● **Records supplied**:
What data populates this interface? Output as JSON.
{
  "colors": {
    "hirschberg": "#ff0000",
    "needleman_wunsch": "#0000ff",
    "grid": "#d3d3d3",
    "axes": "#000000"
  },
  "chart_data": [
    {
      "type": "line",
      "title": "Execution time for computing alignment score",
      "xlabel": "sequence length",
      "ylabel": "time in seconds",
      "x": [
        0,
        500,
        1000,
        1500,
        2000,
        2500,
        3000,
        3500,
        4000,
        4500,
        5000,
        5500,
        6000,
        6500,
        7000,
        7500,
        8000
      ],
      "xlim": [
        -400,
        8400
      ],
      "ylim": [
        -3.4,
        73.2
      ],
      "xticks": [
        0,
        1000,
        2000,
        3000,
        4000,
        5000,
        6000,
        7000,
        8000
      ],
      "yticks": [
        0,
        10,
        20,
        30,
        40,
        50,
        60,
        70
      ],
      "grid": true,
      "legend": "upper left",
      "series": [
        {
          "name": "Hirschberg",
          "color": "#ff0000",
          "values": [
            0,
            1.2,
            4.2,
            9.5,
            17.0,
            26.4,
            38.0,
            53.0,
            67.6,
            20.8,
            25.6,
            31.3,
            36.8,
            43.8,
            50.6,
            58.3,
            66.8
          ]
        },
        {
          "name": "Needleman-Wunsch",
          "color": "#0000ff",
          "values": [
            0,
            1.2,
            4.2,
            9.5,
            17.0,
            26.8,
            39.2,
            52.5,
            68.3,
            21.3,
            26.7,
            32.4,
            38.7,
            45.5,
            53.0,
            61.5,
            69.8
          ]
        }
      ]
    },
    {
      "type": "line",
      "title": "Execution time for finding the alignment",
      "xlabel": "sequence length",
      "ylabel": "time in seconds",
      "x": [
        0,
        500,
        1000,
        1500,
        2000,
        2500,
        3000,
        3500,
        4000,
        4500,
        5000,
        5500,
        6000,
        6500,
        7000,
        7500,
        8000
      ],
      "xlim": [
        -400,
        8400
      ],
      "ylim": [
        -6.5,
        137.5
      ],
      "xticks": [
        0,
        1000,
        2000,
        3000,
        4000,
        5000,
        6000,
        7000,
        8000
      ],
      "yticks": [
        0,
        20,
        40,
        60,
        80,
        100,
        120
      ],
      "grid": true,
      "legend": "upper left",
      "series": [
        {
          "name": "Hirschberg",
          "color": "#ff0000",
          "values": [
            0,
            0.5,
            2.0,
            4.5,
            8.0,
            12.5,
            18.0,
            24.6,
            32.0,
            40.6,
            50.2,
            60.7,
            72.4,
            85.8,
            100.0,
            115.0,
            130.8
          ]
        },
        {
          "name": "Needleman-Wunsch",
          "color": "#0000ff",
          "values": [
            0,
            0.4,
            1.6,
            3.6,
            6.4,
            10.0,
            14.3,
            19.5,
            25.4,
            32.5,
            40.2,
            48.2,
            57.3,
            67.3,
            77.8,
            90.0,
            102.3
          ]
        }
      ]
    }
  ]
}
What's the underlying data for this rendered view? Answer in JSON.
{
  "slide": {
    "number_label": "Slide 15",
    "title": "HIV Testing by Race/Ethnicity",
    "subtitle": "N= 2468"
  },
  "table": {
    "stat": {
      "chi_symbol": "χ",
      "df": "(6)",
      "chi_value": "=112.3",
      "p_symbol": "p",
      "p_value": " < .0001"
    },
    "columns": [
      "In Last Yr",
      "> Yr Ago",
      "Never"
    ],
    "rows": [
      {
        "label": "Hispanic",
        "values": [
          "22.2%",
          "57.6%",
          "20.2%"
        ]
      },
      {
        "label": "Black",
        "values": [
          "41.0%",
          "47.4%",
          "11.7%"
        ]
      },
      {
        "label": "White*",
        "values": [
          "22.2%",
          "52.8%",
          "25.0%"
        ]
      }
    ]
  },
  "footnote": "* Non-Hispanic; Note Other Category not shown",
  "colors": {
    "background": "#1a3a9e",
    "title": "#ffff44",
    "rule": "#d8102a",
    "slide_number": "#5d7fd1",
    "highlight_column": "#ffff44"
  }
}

● **Task to complete**:
Check each line above for the word "Execution" and give the number of lines that have it, nothing else.

● **Complete output**:
2